Tâches -
**1)** Répondez aux questions suivantes d'après le bloc de texte.
(a) En quel lieu, à quelle date et à quelle heure la soirée a-t-elle lieu ?
(b) Quel opéra de 1998 le bloc de texte cite-t-il, et qui en a écrit la musique ?
(c) Quelles années sont données entre parenthèses pour Joseph de Bologne Chevalier de Saint-Georges ?
**2)** Restituez tel quel le passage du bloc de texte qui va de « PAR ALAIN AUBIN, CONTRE-TÉNOR » à « mettre en danger. ».

Bloc de texte -

----

PAR ALAIN AUBIN, CONTRE-TÉNOR
ET
JEAN-PAUL SERRA, PIANOFORTE
Théâtre Gyptis, 22 mai 20h30
Sacré Alain Aubin! Avec une enviable carrière de soliste dans le
répertoire des falsetistes graves, de la musique baroque à la musique
contemporaine (on n’a pas oublié en 1998 Les Trois Sœurs, opéra d’après Anton Tchekhov, musique de Peter
Eötvös ni ses créations avec Raoul Lay), notre homme de l’Estaque, infatigable animateur d’une chorale
populaire au Panier, se frotte joyeusement et très librement à tous les genres,
de Falla à Mahler : il se fait (et nous fait) plaisir, peu soucieux
apparemment de s’exposer, de se mettre en danger.
Ce
soir, avec la complicité doucement souriante et concertante du grand
claveciniste (et claviériste divers) Jean-Paul Serra de Baroques graffiti, soucieux également de croiser les genres et les
styles, il se livre à un jeu de miroirs musicaux et épistolaires entre Mozart
et le pas assez fameux aujourd’hui pour ce qu’il fut et fit Joseph de Bologne
Chevalier de Saint-Georges (1739-1799).

----

Enregistrements bruts -
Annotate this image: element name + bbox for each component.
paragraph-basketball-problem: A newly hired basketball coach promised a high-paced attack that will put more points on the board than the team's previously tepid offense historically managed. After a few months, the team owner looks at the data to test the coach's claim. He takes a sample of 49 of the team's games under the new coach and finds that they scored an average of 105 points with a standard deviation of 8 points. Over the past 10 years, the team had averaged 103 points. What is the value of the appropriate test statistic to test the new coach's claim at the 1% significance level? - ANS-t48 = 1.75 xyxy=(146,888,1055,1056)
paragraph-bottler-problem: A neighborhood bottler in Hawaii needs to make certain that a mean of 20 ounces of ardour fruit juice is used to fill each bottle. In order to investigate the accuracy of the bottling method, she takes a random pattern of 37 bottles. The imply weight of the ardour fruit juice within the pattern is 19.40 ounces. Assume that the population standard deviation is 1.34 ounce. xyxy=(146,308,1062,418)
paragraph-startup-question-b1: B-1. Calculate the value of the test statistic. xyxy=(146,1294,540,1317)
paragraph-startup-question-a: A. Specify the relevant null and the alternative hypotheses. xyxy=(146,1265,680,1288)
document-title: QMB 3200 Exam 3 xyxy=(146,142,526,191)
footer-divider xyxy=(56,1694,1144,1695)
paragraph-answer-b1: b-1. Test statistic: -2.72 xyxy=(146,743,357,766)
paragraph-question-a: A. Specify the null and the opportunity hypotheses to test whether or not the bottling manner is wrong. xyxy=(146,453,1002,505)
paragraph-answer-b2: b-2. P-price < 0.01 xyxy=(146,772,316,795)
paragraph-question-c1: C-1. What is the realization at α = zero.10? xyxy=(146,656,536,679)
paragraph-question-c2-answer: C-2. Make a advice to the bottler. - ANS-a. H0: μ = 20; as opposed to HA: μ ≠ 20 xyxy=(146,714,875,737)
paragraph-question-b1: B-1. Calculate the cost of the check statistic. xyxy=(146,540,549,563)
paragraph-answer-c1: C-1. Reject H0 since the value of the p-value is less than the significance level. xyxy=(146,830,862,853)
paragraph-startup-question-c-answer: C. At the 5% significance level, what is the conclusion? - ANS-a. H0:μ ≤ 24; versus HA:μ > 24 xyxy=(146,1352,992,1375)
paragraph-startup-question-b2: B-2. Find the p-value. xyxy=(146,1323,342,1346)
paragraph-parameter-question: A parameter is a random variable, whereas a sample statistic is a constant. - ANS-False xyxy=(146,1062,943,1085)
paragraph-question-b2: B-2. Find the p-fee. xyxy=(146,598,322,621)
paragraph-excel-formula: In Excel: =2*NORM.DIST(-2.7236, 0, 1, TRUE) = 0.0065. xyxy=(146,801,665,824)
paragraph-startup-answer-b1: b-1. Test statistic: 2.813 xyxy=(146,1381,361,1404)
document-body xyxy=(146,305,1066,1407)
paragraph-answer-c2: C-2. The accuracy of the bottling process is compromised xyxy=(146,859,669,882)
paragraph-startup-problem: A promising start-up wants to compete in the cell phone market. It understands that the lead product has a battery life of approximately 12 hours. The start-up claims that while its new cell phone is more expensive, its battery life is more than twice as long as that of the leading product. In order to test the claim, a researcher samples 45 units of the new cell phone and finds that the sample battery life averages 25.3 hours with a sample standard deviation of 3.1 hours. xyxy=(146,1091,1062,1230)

----

Tâches résolues -
**1)**
(a) Au Théâtre Gyptis, le 22 mai à 20h30.
(b) Les Trois Sœurs, opéra d'après Anton Tchekhov, avec une musique de Peter Eötvös.
(c) 1739-1799.

**2)**
PAR ALAIN AUBIN, CONTRE-TÉNOR
ET
JEAN-PAUL SERRA, PIANOFORTE
Théâtre Gyptis, 22 mai 20h30
Sacré Alain Aubin! Avec une enviable carrière de soliste dans le
répertoire des falsetistes graves, de la musique baroque à la musique
contemporaine (on n’a pas oublié en 1998 Les Trois Sœurs, opéra d’après Anton Tchekhov, musique de Peter
Eötvös ni ses créations avec Raoul Lay), notre homme de l’Estaque, infatigable animateur d’une chorale
populaire au Panier, se frotte joyeusement et très librement à tous les genres,
de Falla à Mahler : il se fait (et nous fait) plaisir, peu soucieux
apparemment de s’exposer, de se mettre en danger.